Recorded data:
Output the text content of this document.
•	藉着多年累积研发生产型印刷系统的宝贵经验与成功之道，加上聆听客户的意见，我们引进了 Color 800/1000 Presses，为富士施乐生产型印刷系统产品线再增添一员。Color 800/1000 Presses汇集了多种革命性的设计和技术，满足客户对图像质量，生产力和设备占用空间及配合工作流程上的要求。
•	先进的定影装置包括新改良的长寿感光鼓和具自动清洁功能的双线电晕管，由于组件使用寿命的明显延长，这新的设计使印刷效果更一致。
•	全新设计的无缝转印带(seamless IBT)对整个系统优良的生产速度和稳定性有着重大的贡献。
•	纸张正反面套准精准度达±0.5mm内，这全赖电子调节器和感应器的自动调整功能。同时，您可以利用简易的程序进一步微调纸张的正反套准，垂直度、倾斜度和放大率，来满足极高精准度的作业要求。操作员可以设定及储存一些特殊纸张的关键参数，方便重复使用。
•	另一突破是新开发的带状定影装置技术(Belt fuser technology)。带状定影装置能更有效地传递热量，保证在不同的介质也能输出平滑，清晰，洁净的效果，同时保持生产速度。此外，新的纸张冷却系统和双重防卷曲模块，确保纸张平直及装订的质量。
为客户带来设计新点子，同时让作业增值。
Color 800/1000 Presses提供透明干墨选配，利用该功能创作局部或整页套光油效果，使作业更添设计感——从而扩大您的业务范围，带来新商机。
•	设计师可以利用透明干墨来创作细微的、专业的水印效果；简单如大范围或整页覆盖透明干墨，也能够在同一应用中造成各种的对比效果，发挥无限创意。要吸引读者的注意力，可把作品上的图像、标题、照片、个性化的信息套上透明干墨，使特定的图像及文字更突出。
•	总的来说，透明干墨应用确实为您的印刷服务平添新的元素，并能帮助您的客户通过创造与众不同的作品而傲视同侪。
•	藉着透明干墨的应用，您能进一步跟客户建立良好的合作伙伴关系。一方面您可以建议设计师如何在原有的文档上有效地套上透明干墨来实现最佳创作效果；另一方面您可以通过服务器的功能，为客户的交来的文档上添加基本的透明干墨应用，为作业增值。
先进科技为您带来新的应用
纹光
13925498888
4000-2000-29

* _Task instructions_
All of the entries must be quoted exactly; please include each one.

* _Task response_
Output the text content of this document.
•	藉着多年累积研发生产型印刷系统的宝贵经验与成功之道，加上聆听客户的意见，我们引进了 Color 800/1000 Presses，为富士施乐生产型印刷系统产品线再增添一员。Color 800/1000 Presses汇集了多种革命性的设计和技术，满足客户对图像质量，生产力和设备占用空间及配合工作流程上的要求。
•	先进的定影装置包括新改良的长寿感光鼓和具自动清洁功能的双线电晕管，由于组件使用寿命的明显延长，这新的设计使印刷效果更一致。
•	全新设计的无缝转印带(seamless IBT)对整个系统优良的生产速度和稳定性有着重大的贡献。
•	纸张正反面套准精准度达±0.5mm内，这全赖电子调节器和感应器的自动调整功能。同时，您可以利用简易的程序进一步微调纸张的正反套准，垂直度、倾斜度和放大率，来满足极高精准度的作业要求。操作员可以设定及储存一些特殊纸张的关键参数，方便重复使用。
•	另一突破是新开发的带状定影装置技术(Belt fuser technology)。带状定影装置能更有效地传递热量，保证在不同的介质也能输出平滑，清晰，洁净的效果，同时保持生产速度。此外，新的纸张冷却系统和双重防卷曲模块，确保纸张平直及装订的质量。
为客户带来设计新点子，同时让作业增值。
Color 800/1000 Presses提供透明干墨选配，利用该功能创作局部或整页套光油效果，使作业更添设计感——从而扩大您的业务范围，带来新商机。
•	设计师可以利用透明干墨来创作细微的、专业的水印效果；简单如大范围或整页覆盖透明干墨，也能够在同一应用中造成各种的对比效果，发挥无限创意。要吸引读者的注意力，可把作品上的图像、标题、照片、个性化的信息套上透明干墨，使特定的图像及文字更突出。
•	总的来说，透明干墨应用确实为您的印刷服务平添新的元素，并能帮助您的客户通过创造与众不同的作品而傲视同侪。
•	藉着透明干墨的应用，您能进一步跟客户建立良好的合作伙伴关系。一方面您可以建议设计师如何在原有的文档上有效地套上透明干墨来实现最佳创作效果；另一方面您可以通过服务器的功能，为客户的交来的文档上添加基本的透明干墨应用，为作业增值。
先进科技为您带来新的应用
纹光
13925498888
4000-2000-29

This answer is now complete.